Start of Excerpted data
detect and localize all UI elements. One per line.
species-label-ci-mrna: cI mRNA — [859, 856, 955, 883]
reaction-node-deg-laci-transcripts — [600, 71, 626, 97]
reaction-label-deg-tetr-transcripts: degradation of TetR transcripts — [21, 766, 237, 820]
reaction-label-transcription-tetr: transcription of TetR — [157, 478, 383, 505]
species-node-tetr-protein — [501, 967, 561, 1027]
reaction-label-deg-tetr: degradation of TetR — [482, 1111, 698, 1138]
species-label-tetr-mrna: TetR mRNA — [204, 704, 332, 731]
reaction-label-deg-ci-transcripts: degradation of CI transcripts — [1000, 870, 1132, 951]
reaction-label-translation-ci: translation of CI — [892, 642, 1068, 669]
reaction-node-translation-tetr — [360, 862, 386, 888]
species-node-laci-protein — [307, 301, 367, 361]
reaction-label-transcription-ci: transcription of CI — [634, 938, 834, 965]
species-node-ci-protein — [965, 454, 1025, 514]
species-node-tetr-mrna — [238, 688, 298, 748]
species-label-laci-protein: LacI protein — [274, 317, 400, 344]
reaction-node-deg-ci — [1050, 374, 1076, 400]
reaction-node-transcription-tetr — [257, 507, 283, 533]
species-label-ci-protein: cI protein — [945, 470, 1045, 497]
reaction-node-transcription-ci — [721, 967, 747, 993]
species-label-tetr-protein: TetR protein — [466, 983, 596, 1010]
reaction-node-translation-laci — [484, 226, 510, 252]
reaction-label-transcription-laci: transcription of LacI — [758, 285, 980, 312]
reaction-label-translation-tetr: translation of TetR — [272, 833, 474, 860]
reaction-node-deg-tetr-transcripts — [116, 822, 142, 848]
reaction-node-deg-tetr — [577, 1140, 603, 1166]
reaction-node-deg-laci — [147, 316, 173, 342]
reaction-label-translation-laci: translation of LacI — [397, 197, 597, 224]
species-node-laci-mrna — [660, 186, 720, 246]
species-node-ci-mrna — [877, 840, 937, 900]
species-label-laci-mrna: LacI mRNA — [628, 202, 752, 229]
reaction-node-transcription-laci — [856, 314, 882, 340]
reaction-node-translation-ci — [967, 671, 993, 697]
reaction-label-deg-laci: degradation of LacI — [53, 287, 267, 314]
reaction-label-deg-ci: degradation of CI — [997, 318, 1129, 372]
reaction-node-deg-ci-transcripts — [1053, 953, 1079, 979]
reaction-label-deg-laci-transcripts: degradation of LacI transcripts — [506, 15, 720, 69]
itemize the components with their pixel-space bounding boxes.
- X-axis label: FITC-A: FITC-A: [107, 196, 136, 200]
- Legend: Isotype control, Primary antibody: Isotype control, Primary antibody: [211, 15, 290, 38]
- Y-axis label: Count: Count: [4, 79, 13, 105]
End of Excerpted data
What you will do: Return exactly the lines from the one containing "itemize the components" through the last line of the records above, both included, and nothing else.

Solution to this problem:
itemize the components with their pixel-space bounding boxes.
- X-axis label: FITC-A: FITC-A: [107, 196, 136, 200]
- Legend: Isotype control, Primary antibody: Isotype control, Primary antibody: [211, 15, 290, 38]
- Y-axis label: Count: Count: [4, 79, 13, 105]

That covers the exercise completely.